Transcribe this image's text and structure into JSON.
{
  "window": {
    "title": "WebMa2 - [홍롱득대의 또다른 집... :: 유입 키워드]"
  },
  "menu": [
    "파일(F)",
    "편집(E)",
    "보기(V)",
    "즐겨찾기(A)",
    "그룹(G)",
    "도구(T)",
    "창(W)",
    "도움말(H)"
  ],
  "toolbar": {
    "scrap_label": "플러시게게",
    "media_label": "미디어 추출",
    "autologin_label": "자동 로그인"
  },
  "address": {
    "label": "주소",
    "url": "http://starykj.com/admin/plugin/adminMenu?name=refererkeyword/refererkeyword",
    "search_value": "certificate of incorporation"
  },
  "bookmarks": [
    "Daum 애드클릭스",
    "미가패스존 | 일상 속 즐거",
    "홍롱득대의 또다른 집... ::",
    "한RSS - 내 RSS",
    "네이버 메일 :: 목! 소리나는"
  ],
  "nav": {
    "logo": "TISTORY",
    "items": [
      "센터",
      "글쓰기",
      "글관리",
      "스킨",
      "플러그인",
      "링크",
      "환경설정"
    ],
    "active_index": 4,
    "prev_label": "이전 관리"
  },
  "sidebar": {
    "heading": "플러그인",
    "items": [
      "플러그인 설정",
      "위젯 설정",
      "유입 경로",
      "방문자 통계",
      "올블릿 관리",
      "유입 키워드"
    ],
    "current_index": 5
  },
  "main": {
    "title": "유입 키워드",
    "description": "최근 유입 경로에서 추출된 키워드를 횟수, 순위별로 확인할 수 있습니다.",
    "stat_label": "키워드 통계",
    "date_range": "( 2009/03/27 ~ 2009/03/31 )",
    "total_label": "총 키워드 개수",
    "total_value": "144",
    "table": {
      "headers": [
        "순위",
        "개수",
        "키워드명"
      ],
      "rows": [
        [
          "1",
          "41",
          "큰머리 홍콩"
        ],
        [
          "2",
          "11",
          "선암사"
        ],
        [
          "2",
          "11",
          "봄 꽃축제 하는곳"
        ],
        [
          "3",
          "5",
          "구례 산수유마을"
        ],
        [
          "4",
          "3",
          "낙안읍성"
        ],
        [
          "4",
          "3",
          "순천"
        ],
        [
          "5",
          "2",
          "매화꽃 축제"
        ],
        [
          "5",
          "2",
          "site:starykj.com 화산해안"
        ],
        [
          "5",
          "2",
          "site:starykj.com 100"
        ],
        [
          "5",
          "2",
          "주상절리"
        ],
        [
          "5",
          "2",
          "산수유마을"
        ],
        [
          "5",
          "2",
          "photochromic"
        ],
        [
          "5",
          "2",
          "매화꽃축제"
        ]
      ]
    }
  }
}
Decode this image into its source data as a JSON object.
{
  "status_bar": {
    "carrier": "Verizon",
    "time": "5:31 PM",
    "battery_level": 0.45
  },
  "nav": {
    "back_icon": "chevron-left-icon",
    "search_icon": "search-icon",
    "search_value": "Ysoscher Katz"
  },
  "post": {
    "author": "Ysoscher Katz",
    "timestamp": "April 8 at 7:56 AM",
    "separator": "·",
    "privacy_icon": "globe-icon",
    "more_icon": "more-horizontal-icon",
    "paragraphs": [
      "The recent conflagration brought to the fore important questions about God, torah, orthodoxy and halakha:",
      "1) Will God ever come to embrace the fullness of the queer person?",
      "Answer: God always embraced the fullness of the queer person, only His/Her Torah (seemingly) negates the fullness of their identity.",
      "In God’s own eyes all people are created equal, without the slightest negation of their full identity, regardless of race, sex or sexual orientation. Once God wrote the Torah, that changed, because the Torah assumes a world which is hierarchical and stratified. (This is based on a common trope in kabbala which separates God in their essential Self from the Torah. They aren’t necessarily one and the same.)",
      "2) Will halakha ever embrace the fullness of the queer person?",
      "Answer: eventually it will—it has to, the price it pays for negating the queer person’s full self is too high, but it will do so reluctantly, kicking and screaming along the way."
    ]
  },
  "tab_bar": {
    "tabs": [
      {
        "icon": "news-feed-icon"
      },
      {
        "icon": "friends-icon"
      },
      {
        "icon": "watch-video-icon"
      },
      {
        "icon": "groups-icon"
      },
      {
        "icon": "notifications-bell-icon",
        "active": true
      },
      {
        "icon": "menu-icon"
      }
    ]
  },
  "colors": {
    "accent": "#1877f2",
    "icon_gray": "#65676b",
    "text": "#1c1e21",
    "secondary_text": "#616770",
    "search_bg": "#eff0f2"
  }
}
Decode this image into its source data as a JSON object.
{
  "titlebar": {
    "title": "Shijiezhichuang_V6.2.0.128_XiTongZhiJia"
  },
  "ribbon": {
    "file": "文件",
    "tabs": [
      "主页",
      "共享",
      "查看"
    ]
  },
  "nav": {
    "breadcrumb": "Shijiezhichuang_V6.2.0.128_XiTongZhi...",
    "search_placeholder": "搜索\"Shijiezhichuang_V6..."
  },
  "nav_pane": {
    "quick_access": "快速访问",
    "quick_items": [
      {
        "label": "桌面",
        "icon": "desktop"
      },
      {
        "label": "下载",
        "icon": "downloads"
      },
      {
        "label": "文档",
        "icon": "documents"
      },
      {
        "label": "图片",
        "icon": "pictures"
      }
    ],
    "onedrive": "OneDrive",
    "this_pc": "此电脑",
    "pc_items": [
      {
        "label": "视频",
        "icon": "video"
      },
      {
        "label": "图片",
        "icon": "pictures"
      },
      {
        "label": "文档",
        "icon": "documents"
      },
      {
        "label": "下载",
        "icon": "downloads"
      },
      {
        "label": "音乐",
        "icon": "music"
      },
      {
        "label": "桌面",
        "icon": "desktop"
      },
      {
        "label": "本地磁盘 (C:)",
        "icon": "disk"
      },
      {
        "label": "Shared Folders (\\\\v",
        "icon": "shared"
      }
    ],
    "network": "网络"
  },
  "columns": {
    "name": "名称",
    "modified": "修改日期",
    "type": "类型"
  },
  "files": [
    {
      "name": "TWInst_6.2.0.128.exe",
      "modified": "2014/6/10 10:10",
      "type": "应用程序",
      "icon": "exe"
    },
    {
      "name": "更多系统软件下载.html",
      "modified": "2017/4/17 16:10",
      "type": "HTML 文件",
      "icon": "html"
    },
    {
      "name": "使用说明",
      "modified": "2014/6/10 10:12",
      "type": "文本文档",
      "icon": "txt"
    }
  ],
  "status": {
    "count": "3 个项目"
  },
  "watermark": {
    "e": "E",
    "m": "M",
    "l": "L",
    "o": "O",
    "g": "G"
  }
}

____________________

Reproduce each line of the material above precisely.

| Answer to this task |
Transcribe this image's text and structure into JSON.
{
  "window": {
    "title": "WebMa2 - [홍롱득대의 또다른 집... :: 유입 키워드]"
  },
  "menu": [
    "파일(F)",
    "편집(E)",
    "보기(V)",
    "즐겨찾기(A)",
    "그룹(G)",
    "도구(T)",
    "창(W)",
    "도움말(H)"
  ],
  "toolbar": {
    "scrap_label": "플러시게게",
    "media_label": "미디어 추출",
    "autologin_label": "자동 로그인"
  },
  "address": {
    "label": "주소",
    "url": "http://starykj.com/admin/plugin/adminMenu?name=refererkeyword/refererkeyword",
    "search_value": "certificate of incorporation"
  },
  "bookmarks": [
    "Daum 애드클릭스",
    "미가패스존 | 일상 속 즐거",
    "홍롱득대의 또다른 집... ::",
    "한RSS - 내 RSS",
    "네이버 메일 :: 목! 소리나는"
  ],
  "nav": {
    "logo": "TISTORY",
    "items": [
      "센터",
      "글쓰기",
      "글관리",
      "스킨",
      "플러그인",
      "링크",
      "환경설정"
    ],
    "active_index": 4,
    "prev_label": "이전 관리"
  },
  "sidebar": {
    "heading": "플러그인",
    "items": [
      "플러그인 설정",
      "위젯 설정",
      "유입 경로",
      "방문자 통계",
      "올블릿 관리",
      "유입 키워드"
    ],
    "current_index": 5
  },
  "main": {
    "title": "유입 키워드",
    "description": "최근 유입 경로에서 추출된 키워드를 횟수, 순위별로 확인할 수 있습니다.",
    "stat_label": "키워드 통계",
    "date_range": "( 2009/03/27 ~ 2009/03/31 )",
    "total_label": "총 키워드 개수",
    "total_value": "144",
    "table": {
      "headers": [
        "순위",
        "개수",
        "키워드명"
      ],
      "rows": [
        [
          "1",
          "41",
          "큰머리 홍콩"
        ],
        [
          "2",
          "11",
          "선암사"
        ],
        [
          "2",
          "11",
          "봄 꽃축제 하는곳"
        ],
        [
          "3",
          "5",
          "구례 산수유마을"
        ],
        [
          "4",
          "3",
          "낙안읍성"
        ],
        [
          "4",
          "3",
          "순천"
        ],
        [
          "5",
          "2",
          "매화꽃 축제"
        ],
        [
          "5",
          "2",
          "site:starykj.com 화산해안"
        ],
        [
          "5",
          "2",
          "site:starykj.com 100"
        ],
        [
          "5",
          "2",
          "주상절리"
        ],
        [
          "5",
          "2",
          "산수유마을"
        ],
        [
          "5",
          "2",
          "photochromic"
        ],
        [
          "5",
          "2",
          "매화꽃축제"
        ]
      ]
    }
  }
}
Decode this image into its source data as a JSON object.
{
  "status_bar": {
    "carrier": "Verizon",
    "time": "5:31 PM",
    "battery_level": 0.45
  },
  "nav": {
    "back_icon": "chevron-left-icon",
    "search_icon": "search-icon",
    "search_value": "Ysoscher Katz"
  },
  "post": {
    "author": "Ysoscher Katz",
    "timestamp": "April 8 at 7:56 AM",
    "separator": "·",
    "privacy_icon": "globe-icon",
    "more_icon": "more-horizontal-icon",
    "paragraphs": [
      "The recent conflagration brought to the fore important questions about God, torah, orthodoxy and halakha:",
      "1) Will God ever come to embrace the fullness of the queer person?",
      "Answer: God always embraced the fullness of the queer person, only His/Her Torah (seemingly) negates the fullness of their identity.",
      "In God’s own eyes all people are created equal, without the slightest negation of their full identity, regardless of race, sex or sexual orientation. Once God wrote the Torah, that changed, because the Torah assumes a world which is hierarchical and stratified. (This is based on a common trope in kabbala which separates God in their essential Self from the Torah. They aren’t necessarily one and the same.)",
      "2) Will halakha ever embrace the fullness of the queer person?",
      "Answer: eventually it will—it has to, the price it pays for negating the queer person’s full self is too high, but it will do so reluctantly, kicking and screaming along the way."
    ]
  },
  "tab_bar": {
    "tabs": [
      {
        "icon": "news-feed-icon"
      },
      {
        "icon": "friends-icon"
      },
      {
        "icon": "watch-video-icon"
      },
      {
        "icon": "groups-icon"
      },
      {
        "icon": "notifications-bell-icon",
        "active": true
      },
      {
        "icon": "menu-icon"
      }
    ]
  },
  "colors": {
    "accent": "#1877f2",
    "icon_gray": "#65676b",
    "text": "#1c1e21",
    "secondary_text": "#616770",
    "search_bg": "#eff0f2"
  }
}
Decode this image into its source data as a JSON object.
{
  "titlebar": {
    "title": "Shijiezhichuang_V6.2.0.128_XiTongZhiJia"
  },
  "ribbon": {
    "file": "文件",
    "tabs": [
      "主页",
      "共享",
      "查看"
    ]
  },
  "nav": {
    "breadcrumb": "Shijiezhichuang_V6.2.0.128_XiTongZhi...",
    "search_placeholder": "搜索\"Shijiezhichuang_V6..."
  },
  "nav_pane": {
    "quick_access": "快速访问",
    "quick_items": [
      {
        "label": "桌面",
        "icon": "desktop"
      },
      {
        "label": "下载",
        "icon": "downloads"
      },
      {
        "label": "文档",
        "icon": "documents"
      },
      {
        "label": "图片",
        "icon": "pictures"
      }
    ],
    "onedrive": "OneDrive",
    "this_pc": "此电脑",
    "pc_items": [
      {
        "label": "视频",
        "icon": "video"
      },
      {
        "label": "图片",
        "icon": "pictures"
      },
      {
        "label": "文档",
        "icon": "documents"
      },
      {
        "label": "下载",
        "icon": "downloads"
      },
      {
        "label": "音乐",
        "icon": "music"
      },
      {
        "label": "桌面",
        "icon": "desktop"
      },
      {
        "label": "本地磁盘 (C:)",
        "icon": "disk"
      },
      {
        "label": "Shared Folders (\\\\v",
        "icon": "shared"
      }
    ],
    "network": "网络"
  },
  "columns": {
    "name": "名称",
    "modified": "修改日期",
    "type": "类型"
  },
  "files": [
    {
      "name": "TWInst_6.2.0.128.exe",
      "modified": "2014/6/10 10:10",
      "type": "应用程序",
      "icon": "exe"
    },
    {
      "name": "更多系统软件下载.html",
      "modified": "2017/4/17 16:10",
      "type": "HTML 文件",
      "icon": "html"
    },
    {
      "name": "使用说明",
      "modified": "2014/6/10 10:12",
      "type": "文本文档",
      "icon": "txt"
    }
  ],
  "status": {
    "count": "3 个项目"
  },
  "watermark": {
    "e": "E",
    "m": "M",
    "l": "L",
    "o": "O",
    "g": "G"
  }
}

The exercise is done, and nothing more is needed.